* [YOUR OBJECTIVE]:
Please give the listing again in its entirety, exactly as written.

══════════

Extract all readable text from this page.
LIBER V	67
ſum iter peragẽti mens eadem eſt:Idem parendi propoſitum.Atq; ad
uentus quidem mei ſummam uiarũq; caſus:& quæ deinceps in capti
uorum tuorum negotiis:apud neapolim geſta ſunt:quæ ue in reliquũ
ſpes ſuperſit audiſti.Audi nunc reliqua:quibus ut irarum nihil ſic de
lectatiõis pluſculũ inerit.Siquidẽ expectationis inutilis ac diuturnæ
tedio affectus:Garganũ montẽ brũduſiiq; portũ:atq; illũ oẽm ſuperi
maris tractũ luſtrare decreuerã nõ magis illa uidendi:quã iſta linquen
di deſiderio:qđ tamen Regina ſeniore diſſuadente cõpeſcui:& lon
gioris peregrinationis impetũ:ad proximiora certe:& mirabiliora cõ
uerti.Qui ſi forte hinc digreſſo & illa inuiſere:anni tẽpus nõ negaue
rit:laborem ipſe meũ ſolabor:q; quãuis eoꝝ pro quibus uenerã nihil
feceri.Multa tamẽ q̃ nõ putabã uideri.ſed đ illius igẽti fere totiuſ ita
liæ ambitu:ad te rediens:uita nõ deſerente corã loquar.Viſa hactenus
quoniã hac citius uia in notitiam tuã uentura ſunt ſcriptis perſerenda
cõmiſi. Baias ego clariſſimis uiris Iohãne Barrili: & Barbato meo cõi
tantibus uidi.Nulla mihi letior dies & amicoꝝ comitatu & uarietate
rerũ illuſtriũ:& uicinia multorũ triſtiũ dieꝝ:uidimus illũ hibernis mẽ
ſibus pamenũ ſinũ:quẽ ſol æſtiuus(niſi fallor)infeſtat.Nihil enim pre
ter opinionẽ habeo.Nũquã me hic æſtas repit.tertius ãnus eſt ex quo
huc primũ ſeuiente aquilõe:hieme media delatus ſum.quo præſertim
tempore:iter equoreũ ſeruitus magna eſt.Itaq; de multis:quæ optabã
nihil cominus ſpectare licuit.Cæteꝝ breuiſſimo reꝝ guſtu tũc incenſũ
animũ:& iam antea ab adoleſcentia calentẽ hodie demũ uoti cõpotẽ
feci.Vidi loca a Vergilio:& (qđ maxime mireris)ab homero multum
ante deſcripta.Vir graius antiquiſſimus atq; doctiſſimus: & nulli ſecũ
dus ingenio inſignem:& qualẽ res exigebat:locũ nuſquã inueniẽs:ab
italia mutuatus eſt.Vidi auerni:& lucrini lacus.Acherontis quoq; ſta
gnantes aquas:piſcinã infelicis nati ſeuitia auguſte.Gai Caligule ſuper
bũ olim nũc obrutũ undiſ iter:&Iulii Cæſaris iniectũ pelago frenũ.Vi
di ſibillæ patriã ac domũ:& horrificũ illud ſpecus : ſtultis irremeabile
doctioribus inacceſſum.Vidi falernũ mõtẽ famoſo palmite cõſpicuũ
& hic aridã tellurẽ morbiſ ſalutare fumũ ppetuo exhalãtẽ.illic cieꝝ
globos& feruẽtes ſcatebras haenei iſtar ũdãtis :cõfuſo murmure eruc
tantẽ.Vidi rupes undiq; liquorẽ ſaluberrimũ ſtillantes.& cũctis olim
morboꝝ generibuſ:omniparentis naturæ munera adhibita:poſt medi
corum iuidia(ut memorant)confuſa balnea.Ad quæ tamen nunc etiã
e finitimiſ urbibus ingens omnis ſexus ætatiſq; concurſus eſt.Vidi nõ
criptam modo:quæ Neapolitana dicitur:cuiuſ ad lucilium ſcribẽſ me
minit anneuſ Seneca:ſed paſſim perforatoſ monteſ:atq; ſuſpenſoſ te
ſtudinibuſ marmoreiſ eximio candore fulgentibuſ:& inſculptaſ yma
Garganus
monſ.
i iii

══════════

* [THE COMPLETED TASK]:
Extract all readable text from this page.
LIBER V	67
ſum iter peragẽti mens eadem eſt:Idem parendi propoſitum.Atq; ad
uentus quidem mei ſummam uiarũq; caſus:& quæ deinceps in capti
uorum tuorum negotiis:apud neapolim geſta ſunt:quæ ue in reliquũ
ſpes ſuperſit audiſti.Audi nunc reliqua:quibus ut irarum nihil ſic de
lectatiõis pluſculũ inerit.Siquidẽ expectationis inutilis ac diuturnæ
tedio affectus:Garganũ montẽ brũduſiiq; portũ:atq; illũ oẽm ſuperi
maris tractũ luſtrare decreuerã nõ magis illa uidendi:quã iſta linquen
di deſiderio:qđ tamen Regina ſeniore diſſuadente cõpeſcui:& lon
gioris peregrinationis impetũ:ad proximiora certe:& mirabiliora cõ
uerti.Qui ſi forte hinc digreſſo & illa inuiſere:anni tẽpus nõ negaue
rit:laborem ipſe meũ ſolabor:q; quãuis eoꝝ pro quibus uenerã nihil
feceri.Multa tamẽ q̃ nõ putabã uideri.ſed đ illius igẽti fere totiuſ ita
liæ ambitu:ad te rediens:uita nõ deſerente corã loquar.Viſa hactenus
quoniã hac citius uia in notitiam tuã uentura ſunt ſcriptis perſerenda
cõmiſi. Baias ego clariſſimis uiris Iohãne Barrili: & Barbato meo cõi
tantibus uidi.Nulla mihi letior dies & amicoꝝ comitatu & uarietate
rerũ illuſtriũ:& uicinia multorũ triſtiũ dieꝝ:uidimus illũ hibernis mẽ
ſibus pamenũ ſinũ:quẽ ſol æſtiuus(niſi fallor)infeſtat.Nihil enim pre
ter opinionẽ habeo.Nũquã me hic æſtas repit.tertius ãnus eſt ex quo
huc primũ ſeuiente aquilõe:hieme media delatus ſum.quo præſertim
tempore:iter equoreũ ſeruitus magna eſt.Itaq; de multis:quæ optabã
nihil cominus ſpectare licuit.Cæteꝝ breuiſſimo reꝝ guſtu tũc incenſũ
animũ:& iam antea ab adoleſcentia calentẽ hodie demũ uoti cõpotẽ
feci.Vidi loca a Vergilio:& (qđ maxime mireris)ab homero multum
ante deſcripta.Vir graius antiquiſſimus atq; doctiſſimus: & nulli ſecũ
dus ingenio inſignem:& qualẽ res exigebat:locũ nuſquã inueniẽs:ab
italia mutuatus eſt.Vidi auerni:& lucrini lacus.Acherontis quoq; ſta
gnantes aquas:piſcinã infelicis nati ſeuitia auguſte.Gai Caligule ſuper
bũ olim nũc obrutũ undiſ iter:&Iulii Cæſaris iniectũ pelago frenũ.Vi
di ſibillæ patriã ac domũ:& horrificũ illud ſpecus : ſtultis irremeabile
doctioribus inacceſſum.Vidi falernũ mõtẽ famoſo palmite cõſpicuũ
& hic aridã tellurẽ morbiſ ſalutare fumũ ppetuo exhalãtẽ.illic cieꝝ
globos& feruẽtes ſcatebras haenei iſtar ũdãtis :cõfuſo murmure eruc
tantẽ.Vidi rupes undiq; liquorẽ ſaluberrimũ ſtillantes.& cũctis olim
morboꝝ generibuſ:omniparentis naturæ munera adhibita:poſt medi
corum iuidia(ut memorant)confuſa balnea.Ad quæ tamen nunc etiã
e finitimiſ urbibus ingens omnis ſexus ætatiſq; concurſus eſt.Vidi nõ
criptam modo:quæ Neapolitana dicitur:cuiuſ ad lucilium ſcribẽſ me
minit anneuſ Seneca:ſed paſſim perforatoſ monteſ:atq; ſuſpenſoſ te
ſtudinibuſ marmoreiſ eximio candore fulgentibuſ:& inſculptaſ yma
Garganus
monſ.
i iii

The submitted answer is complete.